**REQUIRED WORK**: Work through the following lines and count those that hold the word "高铁占比". Reply with that number only.

**TASK DATA**:
-- Start --

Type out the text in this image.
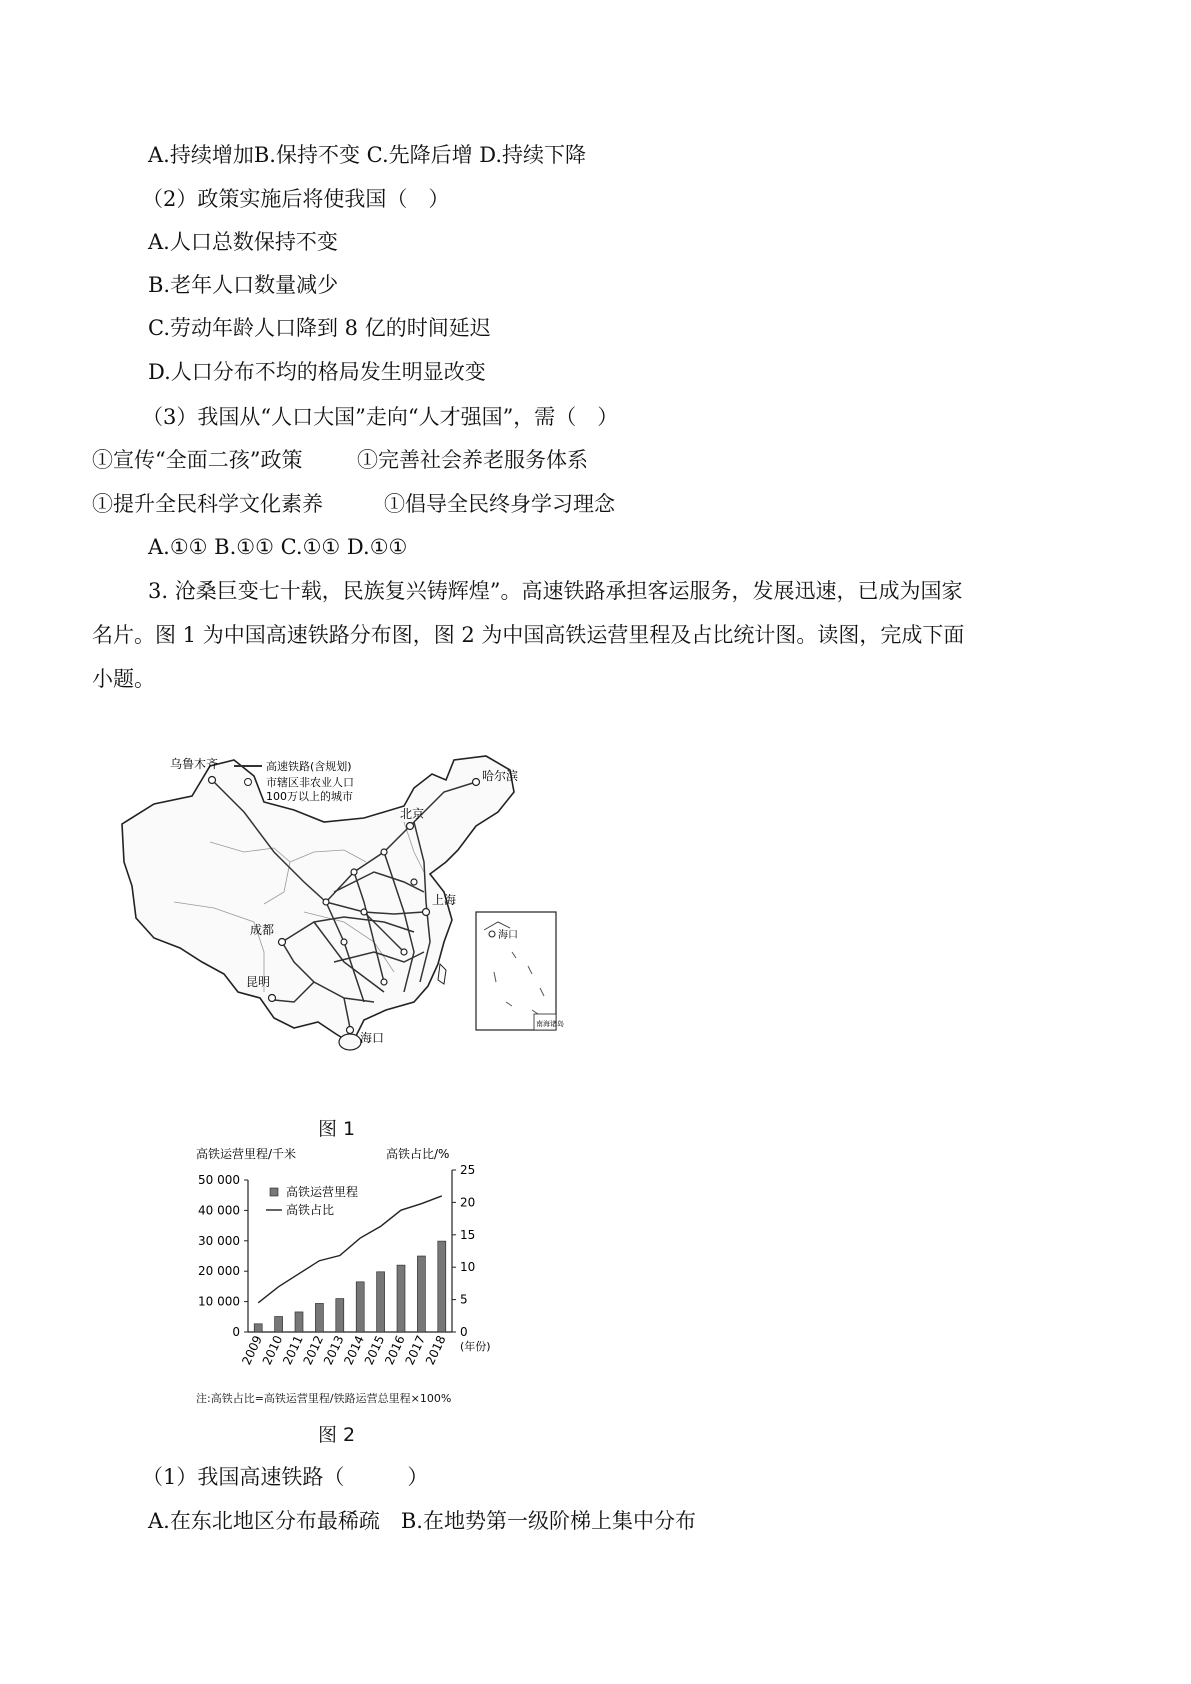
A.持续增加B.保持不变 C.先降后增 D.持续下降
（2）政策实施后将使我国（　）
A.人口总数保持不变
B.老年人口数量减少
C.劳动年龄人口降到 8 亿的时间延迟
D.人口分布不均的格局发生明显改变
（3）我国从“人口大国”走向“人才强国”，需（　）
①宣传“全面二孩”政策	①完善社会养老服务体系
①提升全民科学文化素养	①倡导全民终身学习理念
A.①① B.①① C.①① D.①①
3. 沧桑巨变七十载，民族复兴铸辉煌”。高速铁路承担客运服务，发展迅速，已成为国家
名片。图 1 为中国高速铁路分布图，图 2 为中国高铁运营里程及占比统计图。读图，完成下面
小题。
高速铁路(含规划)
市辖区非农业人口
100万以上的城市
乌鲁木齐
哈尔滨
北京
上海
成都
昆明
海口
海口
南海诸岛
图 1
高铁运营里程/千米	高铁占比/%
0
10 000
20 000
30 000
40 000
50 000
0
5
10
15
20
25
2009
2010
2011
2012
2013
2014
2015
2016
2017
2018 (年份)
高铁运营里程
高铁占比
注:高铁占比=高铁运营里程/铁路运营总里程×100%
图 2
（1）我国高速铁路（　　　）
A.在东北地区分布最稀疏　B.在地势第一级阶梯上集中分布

-- End --

**FULL SOLUTION**: 3